▸ **Problem statement**:
Of the lines in the entries below, state how many hold the word "ylabel". Say nothing else.

▸ **Given data**:
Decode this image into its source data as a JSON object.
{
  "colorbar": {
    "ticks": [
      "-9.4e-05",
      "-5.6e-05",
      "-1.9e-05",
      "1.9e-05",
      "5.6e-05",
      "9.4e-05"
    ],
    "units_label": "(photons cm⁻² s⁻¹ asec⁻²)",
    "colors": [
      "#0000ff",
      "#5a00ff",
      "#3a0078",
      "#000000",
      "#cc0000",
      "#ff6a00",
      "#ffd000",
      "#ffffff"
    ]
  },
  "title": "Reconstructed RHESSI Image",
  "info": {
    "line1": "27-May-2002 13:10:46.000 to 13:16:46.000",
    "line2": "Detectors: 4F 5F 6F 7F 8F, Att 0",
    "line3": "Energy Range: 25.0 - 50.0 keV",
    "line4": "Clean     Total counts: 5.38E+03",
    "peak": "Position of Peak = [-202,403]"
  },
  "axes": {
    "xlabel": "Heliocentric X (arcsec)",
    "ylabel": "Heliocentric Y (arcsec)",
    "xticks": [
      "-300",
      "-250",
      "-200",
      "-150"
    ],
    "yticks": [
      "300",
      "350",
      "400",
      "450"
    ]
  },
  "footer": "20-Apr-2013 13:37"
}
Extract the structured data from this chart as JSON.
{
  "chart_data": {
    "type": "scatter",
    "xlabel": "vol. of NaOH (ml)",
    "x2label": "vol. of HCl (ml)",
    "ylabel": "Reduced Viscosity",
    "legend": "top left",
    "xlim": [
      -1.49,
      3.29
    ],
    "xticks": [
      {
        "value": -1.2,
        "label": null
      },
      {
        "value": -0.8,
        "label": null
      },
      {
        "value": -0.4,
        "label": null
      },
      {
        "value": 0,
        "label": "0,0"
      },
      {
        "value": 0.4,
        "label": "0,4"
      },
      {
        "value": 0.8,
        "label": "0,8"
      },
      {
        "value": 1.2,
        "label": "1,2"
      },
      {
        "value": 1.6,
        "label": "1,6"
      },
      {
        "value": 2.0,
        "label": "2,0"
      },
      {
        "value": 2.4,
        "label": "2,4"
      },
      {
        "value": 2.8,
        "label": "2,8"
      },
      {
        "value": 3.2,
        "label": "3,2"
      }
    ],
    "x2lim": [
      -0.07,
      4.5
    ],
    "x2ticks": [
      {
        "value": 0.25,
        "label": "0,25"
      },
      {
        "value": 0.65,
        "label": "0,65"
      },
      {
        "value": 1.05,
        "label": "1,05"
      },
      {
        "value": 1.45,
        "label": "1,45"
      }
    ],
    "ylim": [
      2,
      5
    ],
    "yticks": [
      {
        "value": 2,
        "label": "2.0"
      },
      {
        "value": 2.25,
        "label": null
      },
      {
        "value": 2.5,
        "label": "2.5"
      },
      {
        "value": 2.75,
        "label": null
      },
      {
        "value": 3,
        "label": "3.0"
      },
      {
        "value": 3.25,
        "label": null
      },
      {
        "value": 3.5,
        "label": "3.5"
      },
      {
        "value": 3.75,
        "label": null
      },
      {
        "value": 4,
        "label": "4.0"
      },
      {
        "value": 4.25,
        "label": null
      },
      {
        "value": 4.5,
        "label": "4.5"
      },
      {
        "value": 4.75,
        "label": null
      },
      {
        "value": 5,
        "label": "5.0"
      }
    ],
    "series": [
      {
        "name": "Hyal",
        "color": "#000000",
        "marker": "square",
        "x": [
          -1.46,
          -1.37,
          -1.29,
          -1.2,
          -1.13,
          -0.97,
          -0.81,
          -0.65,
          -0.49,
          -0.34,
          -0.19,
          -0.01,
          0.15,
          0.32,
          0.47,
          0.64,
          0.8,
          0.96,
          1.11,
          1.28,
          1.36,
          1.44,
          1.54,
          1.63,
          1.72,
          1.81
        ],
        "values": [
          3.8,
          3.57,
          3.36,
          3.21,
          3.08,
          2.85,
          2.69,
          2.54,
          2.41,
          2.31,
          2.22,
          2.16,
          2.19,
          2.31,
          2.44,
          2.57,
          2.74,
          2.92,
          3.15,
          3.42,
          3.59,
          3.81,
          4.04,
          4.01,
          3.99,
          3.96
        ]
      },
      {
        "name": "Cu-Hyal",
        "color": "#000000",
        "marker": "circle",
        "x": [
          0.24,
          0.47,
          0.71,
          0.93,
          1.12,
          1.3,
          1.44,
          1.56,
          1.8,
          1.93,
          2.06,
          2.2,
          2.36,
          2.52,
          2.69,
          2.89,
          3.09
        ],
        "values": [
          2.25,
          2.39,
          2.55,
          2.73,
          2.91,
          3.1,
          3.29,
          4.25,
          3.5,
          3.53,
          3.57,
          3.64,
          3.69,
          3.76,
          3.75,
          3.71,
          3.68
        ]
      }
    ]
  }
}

▸ **Result of this exercise**:
2